Task material -
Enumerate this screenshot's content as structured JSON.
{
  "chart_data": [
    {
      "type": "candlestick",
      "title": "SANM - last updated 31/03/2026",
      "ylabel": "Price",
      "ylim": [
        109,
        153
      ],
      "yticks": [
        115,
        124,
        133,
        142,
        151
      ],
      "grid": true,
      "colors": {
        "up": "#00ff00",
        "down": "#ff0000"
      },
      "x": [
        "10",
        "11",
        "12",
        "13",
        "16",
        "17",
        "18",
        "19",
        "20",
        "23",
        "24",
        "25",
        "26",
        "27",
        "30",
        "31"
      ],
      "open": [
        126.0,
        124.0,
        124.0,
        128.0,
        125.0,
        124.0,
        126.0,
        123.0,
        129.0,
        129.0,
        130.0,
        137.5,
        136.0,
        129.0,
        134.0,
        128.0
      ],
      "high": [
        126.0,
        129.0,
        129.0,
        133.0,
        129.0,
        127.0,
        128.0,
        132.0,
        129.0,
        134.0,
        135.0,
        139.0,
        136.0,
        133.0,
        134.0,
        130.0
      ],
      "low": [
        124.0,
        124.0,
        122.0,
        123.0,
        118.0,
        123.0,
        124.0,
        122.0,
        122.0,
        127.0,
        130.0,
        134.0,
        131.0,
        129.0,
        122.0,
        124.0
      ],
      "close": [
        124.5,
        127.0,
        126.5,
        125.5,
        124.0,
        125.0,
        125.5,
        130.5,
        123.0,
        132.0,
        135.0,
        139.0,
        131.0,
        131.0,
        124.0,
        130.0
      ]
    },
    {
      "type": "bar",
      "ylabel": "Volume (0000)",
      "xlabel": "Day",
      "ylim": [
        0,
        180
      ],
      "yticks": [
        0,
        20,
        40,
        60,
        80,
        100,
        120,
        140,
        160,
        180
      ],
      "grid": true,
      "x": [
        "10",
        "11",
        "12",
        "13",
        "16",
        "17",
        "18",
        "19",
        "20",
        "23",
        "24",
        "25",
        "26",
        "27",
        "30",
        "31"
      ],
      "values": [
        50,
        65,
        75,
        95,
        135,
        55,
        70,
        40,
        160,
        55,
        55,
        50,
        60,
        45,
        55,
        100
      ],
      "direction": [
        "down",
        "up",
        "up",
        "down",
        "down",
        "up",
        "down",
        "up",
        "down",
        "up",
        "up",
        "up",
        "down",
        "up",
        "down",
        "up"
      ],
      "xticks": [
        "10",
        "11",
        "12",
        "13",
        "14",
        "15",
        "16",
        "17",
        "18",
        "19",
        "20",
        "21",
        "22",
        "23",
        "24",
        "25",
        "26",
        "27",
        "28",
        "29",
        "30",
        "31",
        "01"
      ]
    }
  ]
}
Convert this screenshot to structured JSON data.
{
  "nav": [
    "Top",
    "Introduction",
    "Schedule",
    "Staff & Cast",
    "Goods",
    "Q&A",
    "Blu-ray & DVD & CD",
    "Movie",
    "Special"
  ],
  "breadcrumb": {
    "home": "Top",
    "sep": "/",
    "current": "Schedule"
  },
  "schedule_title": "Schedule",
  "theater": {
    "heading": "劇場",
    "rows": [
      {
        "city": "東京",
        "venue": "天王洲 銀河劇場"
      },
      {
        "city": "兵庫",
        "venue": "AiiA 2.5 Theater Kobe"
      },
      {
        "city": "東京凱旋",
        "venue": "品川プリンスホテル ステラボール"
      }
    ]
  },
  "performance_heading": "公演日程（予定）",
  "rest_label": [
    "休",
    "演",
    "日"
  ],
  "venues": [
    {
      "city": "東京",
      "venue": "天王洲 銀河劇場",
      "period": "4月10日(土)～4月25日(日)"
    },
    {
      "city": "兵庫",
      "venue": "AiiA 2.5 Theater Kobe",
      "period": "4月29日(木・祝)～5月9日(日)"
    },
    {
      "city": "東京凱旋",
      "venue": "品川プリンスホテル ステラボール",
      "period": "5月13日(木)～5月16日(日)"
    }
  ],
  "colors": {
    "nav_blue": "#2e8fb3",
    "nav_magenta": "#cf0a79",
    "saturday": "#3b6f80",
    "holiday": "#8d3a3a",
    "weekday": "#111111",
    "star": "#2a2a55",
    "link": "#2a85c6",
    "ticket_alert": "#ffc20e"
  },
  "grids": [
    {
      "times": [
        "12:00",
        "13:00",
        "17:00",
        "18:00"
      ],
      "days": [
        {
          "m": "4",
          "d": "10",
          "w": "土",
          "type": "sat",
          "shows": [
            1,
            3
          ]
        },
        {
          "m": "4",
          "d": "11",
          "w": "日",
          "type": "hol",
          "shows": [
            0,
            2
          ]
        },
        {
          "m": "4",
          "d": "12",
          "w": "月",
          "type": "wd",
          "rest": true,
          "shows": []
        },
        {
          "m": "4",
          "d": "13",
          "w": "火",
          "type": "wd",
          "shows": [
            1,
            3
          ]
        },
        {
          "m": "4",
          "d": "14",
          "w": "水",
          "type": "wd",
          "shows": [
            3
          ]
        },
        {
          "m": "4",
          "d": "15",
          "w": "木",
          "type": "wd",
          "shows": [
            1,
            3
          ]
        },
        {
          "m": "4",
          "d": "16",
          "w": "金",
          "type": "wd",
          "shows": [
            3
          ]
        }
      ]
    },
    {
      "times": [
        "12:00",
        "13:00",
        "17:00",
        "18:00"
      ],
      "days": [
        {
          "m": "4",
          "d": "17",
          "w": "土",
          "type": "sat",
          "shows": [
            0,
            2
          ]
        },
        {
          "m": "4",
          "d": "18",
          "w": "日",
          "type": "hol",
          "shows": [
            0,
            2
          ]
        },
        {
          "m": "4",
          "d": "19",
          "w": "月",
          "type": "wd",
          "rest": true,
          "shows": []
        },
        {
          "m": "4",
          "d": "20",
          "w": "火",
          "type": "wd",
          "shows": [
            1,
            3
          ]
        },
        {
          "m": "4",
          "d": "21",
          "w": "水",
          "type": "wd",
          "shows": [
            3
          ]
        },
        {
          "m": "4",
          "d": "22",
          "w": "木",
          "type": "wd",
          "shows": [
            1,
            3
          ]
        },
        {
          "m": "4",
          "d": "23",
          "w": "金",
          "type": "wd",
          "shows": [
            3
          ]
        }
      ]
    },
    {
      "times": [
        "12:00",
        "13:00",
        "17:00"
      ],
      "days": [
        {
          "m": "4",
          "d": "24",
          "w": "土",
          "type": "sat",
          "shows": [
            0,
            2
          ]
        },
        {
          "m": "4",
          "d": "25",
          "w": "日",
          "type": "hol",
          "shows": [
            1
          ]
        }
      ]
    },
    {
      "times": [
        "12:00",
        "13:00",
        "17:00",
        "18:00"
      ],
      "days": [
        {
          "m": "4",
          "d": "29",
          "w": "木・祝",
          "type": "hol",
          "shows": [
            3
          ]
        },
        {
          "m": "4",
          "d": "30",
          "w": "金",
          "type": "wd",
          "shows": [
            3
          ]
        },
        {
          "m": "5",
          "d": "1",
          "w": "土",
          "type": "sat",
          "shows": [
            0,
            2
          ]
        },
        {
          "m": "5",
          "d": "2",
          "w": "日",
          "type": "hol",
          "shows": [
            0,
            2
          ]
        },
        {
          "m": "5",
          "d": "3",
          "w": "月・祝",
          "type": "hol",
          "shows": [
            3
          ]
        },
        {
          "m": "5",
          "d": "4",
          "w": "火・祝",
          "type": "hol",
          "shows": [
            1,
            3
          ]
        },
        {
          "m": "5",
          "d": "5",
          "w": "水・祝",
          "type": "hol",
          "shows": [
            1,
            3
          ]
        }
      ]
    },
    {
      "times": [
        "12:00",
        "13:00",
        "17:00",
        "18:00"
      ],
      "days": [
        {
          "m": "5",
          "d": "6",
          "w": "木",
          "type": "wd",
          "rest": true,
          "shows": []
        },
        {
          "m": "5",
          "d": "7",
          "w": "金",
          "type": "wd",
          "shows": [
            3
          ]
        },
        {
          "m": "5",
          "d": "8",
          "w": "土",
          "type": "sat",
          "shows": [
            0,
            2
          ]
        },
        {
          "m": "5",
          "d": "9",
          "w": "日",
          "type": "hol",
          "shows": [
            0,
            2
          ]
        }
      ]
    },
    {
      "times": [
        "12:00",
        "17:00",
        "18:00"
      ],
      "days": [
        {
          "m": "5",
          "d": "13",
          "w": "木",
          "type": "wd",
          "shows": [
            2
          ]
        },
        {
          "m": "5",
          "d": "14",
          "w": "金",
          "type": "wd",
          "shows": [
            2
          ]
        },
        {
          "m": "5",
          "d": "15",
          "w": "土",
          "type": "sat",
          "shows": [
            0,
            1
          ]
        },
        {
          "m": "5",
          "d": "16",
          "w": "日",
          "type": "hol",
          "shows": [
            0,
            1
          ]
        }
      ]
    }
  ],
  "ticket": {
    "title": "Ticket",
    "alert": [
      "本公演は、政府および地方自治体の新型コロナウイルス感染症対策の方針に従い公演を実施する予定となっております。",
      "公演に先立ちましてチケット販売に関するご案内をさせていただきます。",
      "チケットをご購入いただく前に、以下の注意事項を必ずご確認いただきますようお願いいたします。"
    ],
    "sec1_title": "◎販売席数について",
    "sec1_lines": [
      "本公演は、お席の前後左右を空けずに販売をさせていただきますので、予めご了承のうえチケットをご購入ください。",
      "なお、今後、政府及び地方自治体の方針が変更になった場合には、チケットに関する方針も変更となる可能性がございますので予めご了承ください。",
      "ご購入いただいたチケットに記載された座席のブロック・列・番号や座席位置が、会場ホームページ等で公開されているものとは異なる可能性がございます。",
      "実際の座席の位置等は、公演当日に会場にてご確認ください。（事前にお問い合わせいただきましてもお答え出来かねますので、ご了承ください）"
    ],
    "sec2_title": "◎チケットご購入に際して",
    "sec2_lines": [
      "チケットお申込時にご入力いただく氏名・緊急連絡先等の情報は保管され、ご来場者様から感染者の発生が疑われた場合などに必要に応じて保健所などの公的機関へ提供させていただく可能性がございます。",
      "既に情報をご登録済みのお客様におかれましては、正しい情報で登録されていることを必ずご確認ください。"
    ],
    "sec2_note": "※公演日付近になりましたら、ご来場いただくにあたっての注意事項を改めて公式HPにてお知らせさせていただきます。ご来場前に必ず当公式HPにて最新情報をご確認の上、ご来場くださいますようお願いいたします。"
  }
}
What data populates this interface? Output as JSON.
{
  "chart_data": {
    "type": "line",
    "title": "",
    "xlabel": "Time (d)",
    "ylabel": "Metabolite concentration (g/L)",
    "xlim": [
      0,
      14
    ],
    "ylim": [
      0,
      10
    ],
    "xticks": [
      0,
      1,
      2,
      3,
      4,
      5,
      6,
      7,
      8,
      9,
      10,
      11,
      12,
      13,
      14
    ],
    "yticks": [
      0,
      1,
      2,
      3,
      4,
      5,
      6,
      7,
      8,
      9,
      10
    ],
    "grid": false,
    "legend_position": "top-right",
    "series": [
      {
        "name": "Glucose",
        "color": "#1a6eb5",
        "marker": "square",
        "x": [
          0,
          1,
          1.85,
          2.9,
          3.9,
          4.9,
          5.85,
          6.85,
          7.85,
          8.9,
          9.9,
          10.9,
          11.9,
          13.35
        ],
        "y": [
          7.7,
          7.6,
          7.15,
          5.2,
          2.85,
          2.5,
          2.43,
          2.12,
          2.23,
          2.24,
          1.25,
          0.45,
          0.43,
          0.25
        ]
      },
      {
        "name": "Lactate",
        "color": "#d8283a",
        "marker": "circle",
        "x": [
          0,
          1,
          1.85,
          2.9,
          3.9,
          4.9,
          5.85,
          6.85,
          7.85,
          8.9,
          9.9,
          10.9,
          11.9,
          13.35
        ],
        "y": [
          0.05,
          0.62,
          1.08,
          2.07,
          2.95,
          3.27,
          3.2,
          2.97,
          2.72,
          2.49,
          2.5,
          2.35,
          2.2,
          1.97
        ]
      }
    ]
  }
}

Goal of the exercise - In the entries above, find lines with "screenshot" and copy each.

Worked solution -
Enumerate this screenshot's content as structured JSON.
Convert this screenshot to structured JSON data.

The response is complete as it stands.